** START Rows **

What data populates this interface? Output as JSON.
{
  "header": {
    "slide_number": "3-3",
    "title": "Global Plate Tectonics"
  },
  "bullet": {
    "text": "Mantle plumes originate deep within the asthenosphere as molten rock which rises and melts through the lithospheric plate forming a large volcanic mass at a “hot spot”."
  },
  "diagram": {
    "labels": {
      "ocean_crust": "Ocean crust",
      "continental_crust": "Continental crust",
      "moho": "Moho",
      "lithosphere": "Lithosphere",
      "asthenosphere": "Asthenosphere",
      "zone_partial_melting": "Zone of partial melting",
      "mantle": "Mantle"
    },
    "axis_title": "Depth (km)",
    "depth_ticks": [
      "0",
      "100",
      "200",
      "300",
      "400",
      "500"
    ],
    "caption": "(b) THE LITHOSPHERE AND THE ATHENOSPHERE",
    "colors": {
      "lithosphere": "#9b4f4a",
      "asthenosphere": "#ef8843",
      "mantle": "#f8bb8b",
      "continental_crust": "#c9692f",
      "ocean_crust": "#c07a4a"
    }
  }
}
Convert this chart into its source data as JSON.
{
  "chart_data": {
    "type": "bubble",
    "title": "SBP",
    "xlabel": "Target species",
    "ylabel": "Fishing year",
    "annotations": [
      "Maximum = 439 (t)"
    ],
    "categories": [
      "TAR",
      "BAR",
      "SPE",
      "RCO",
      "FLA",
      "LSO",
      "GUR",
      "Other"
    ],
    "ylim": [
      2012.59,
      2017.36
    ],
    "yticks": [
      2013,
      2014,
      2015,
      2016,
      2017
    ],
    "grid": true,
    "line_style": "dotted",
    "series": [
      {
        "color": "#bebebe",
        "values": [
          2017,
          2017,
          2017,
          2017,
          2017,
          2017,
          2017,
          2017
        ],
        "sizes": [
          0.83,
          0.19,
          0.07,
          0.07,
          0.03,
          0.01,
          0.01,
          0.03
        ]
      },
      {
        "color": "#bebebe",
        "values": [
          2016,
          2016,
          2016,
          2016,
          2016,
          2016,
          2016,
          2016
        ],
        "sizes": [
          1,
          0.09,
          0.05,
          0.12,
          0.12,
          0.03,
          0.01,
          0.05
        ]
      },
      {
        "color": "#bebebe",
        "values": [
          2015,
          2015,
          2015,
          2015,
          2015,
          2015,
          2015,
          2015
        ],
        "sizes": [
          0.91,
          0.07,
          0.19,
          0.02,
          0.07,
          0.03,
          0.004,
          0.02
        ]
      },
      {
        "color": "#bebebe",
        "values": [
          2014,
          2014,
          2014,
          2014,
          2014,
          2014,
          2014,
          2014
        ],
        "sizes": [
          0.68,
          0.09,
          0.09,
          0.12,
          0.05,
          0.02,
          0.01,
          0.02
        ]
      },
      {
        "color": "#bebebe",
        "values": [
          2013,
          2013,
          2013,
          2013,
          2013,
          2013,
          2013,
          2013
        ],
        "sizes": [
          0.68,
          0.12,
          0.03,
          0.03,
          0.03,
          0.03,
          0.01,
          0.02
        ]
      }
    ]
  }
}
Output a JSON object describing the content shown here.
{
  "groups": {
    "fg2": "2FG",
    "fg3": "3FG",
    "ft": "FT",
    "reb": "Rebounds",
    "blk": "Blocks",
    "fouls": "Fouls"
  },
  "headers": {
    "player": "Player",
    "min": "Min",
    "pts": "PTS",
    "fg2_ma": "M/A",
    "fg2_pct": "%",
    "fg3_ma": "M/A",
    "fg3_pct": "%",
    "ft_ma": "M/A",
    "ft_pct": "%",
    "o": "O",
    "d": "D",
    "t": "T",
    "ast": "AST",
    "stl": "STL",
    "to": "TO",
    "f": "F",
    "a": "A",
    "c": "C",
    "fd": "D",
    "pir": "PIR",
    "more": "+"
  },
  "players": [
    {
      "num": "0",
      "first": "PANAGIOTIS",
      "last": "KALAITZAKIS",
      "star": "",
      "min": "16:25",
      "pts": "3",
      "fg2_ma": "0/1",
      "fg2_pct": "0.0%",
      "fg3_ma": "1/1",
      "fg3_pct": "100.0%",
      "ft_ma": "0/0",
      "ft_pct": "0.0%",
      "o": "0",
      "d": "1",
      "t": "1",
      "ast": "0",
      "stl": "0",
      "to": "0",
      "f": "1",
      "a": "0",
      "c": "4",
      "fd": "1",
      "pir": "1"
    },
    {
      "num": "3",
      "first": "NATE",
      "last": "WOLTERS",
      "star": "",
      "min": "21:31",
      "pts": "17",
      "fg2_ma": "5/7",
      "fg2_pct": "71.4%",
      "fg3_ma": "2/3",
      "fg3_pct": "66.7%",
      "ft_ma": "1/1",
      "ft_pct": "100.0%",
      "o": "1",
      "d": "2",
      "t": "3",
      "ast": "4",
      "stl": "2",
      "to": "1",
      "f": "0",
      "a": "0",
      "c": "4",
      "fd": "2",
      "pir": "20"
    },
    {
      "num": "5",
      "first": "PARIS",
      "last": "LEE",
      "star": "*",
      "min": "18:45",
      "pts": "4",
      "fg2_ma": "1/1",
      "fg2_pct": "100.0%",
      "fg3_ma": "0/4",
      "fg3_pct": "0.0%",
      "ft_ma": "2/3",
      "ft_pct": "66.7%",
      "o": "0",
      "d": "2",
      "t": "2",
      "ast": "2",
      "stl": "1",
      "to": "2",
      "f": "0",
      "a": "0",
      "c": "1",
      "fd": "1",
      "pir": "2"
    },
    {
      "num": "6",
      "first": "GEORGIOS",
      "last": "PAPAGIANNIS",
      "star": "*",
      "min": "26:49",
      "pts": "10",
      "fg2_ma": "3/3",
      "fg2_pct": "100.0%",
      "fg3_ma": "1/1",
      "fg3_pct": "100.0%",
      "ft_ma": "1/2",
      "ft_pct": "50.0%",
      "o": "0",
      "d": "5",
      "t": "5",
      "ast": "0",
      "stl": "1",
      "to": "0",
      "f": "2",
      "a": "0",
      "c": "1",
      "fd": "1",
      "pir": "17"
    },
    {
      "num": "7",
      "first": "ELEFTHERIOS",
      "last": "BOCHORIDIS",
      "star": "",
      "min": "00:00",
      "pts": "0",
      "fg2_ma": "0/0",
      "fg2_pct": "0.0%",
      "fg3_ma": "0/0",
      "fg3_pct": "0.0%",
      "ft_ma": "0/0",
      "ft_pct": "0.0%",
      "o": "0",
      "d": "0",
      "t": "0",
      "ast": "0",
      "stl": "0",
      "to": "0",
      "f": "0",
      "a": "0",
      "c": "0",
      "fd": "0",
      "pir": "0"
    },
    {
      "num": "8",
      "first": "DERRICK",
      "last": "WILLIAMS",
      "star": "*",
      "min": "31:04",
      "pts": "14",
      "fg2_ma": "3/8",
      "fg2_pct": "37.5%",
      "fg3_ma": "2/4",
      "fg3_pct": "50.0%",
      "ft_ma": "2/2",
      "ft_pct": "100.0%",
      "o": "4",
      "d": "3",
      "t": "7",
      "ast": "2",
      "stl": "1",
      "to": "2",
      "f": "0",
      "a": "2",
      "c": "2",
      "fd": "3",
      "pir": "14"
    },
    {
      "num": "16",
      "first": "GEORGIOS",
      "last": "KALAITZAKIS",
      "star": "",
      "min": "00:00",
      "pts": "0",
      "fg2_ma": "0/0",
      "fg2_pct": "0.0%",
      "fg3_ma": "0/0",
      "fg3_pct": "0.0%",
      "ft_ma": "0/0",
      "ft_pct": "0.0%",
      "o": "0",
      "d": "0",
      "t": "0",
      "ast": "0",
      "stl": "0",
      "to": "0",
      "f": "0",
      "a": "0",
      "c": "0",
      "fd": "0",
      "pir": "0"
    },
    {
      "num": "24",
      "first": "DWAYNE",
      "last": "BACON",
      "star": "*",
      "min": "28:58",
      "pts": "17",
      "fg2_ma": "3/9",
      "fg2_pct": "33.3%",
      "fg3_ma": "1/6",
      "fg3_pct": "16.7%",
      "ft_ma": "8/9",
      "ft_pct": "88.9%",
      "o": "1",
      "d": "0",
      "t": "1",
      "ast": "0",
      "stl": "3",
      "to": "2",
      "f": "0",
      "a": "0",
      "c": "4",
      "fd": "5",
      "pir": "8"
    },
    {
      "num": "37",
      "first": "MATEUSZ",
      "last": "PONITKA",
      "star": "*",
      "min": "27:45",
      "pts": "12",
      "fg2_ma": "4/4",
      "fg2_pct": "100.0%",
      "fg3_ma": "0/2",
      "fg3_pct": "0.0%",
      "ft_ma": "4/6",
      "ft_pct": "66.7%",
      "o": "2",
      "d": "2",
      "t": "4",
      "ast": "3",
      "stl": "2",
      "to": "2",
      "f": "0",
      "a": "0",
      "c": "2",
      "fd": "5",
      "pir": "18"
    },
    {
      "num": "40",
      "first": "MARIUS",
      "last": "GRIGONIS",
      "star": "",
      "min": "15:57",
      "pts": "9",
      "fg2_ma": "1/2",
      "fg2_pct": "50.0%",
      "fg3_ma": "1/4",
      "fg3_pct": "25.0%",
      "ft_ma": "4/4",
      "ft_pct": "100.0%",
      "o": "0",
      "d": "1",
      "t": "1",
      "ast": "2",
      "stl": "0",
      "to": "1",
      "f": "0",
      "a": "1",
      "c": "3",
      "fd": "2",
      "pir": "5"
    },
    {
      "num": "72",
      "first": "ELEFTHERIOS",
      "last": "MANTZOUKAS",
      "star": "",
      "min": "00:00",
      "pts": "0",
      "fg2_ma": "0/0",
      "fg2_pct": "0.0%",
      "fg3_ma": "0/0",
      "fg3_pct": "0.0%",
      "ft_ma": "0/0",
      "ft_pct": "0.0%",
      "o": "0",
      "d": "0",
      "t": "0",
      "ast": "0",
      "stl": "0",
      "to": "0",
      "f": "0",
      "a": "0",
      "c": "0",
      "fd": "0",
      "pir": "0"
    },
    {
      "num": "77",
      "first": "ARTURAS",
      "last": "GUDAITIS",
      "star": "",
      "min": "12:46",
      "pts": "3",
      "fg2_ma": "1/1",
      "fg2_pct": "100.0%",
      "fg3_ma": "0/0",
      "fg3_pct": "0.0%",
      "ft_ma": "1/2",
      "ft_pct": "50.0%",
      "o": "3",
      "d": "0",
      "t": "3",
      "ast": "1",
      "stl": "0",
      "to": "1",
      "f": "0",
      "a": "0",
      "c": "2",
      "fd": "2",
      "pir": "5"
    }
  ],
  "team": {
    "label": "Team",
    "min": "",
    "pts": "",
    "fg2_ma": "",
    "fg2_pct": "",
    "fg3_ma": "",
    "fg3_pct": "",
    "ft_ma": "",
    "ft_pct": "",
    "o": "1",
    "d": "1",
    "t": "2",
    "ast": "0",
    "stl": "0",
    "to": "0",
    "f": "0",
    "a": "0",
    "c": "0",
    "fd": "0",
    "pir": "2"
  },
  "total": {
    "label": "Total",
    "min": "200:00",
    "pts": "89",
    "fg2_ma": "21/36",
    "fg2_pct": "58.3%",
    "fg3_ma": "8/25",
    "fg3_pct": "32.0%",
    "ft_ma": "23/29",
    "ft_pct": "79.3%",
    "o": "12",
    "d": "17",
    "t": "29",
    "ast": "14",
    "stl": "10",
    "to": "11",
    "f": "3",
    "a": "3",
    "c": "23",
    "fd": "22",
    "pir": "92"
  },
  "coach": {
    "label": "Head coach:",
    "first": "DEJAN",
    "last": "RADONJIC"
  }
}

** END Rows **

### Directions
Go over the records above line by line and count those holding the word "JSON". Reply only with the number.

### Full answer
3